**Provided information**
==========

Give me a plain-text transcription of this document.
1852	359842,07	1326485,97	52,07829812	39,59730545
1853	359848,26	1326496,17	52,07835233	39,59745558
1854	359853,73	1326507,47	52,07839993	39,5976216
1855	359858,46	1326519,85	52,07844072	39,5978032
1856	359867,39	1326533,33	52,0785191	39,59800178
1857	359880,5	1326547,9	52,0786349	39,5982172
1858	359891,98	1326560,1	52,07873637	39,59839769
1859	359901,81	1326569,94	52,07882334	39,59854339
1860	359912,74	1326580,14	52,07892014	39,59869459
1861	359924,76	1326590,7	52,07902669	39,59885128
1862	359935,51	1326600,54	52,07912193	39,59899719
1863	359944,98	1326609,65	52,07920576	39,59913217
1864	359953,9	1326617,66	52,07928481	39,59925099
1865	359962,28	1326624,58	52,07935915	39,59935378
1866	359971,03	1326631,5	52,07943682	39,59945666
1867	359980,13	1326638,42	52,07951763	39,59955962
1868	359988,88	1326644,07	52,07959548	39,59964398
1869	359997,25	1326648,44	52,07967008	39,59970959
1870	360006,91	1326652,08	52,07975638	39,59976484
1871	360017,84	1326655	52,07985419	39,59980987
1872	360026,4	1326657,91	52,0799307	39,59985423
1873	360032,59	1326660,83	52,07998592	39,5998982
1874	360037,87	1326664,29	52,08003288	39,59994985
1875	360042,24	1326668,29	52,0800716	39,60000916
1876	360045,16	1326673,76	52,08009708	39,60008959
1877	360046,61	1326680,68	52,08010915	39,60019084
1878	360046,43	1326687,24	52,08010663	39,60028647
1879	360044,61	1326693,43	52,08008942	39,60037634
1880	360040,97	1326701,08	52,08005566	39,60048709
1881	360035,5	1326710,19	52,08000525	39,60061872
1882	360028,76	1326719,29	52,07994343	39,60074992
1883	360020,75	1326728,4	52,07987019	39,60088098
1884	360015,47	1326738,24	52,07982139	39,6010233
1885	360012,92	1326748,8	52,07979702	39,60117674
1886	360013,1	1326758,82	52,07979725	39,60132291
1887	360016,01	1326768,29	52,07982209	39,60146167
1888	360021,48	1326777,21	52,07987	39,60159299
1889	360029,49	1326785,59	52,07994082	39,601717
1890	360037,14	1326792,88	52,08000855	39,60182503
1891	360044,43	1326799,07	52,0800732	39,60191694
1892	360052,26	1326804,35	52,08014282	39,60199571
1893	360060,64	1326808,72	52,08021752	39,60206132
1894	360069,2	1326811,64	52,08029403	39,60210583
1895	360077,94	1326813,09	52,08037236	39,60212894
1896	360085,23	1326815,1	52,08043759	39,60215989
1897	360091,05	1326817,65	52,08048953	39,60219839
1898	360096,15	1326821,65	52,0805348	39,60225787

==========

**Exercise objective**
Output the full listing without altering anything.

**Task output**
Give me a plain-text transcription of this document.
1852	359842,07	1326485,97	52,07829812	39,59730545
1853	359848,26	1326496,17	52,07835233	39,59745558
1854	359853,73	1326507,47	52,07839993	39,5976216
1855	359858,46	1326519,85	52,07844072	39,5978032
1856	359867,39	1326533,33	52,0785191	39,59800178
1857	359880,5	1326547,9	52,0786349	39,5982172
1858	359891,98	1326560,1	52,07873637	39,59839769
1859	359901,81	1326569,94	52,07882334	39,59854339
1860	359912,74	1326580,14	52,07892014	39,59869459
1861	359924,76	1326590,7	52,07902669	39,59885128
1862	359935,51	1326600,54	52,07912193	39,59899719
1863	359944,98	1326609,65	52,07920576	39,59913217
1864	359953,9	1326617,66	52,07928481	39,59925099
1865	359962,28	1326624,58	52,07935915	39,59935378
1866	359971,03	1326631,5	52,07943682	39,59945666
1867	359980,13	1326638,42	52,07951763	39,59955962
1868	359988,88	1326644,07	52,07959548	39,59964398
1869	359997,25	1326648,44	52,07967008	39,59970959
1870	360006,91	1326652,08	52,07975638	39,59976484
1871	360017,84	1326655	52,07985419	39,59980987
1872	360026,4	1326657,91	52,0799307	39,59985423
1873	360032,59	1326660,83	52,07998592	39,5998982
1874	360037,87	1326664,29	52,08003288	39,59994985
1875	360042,24	1326668,29	52,0800716	39,60000916
1876	360045,16	1326673,76	52,08009708	39,60008959
1877	360046,61	1326680,68	52,08010915	39,60019084
1878	360046,43	1326687,24	52,08010663	39,60028647
1879	360044,61	1326693,43	52,08008942	39,60037634
1880	360040,97	1326701,08	52,08005566	39,60048709
1881	360035,5	1326710,19	52,08000525	39,60061872
1882	360028,76	1326719,29	52,07994343	39,60074992
1883	360020,75	1326728,4	52,07987019	39,60088098
1884	360015,47	1326738,24	52,07982139	39,6010233
1885	360012,92	1326748,8	52,07979702	39,60117674
1886	360013,1	1326758,82	52,07979725	39,60132291
1887	360016,01	1326768,29	52,07982209	39,60146167
1888	360021,48	1326777,21	52,07987	39,60159299
1889	360029,49	1326785,59	52,07994082	39,601717
1890	360037,14	1326792,88	52,08000855	39,60182503
1891	360044,43	1326799,07	52,0800732	39,60191694
1892	360052,26	1326804,35	52,08014282	39,60199571
1893	360060,64	1326808,72	52,08021752	39,60206132
1894	360069,2	1326811,64	52,08029403	39,60210583
1895	360077,94	1326813,09	52,08037236	39,60212894
1896	360085,23	1326815,1	52,08043759	39,60215989
1897	360091,05	1326817,65	52,08048953	39,60219839
1898	360096,15	1326821,65	52,0805348	39,60225787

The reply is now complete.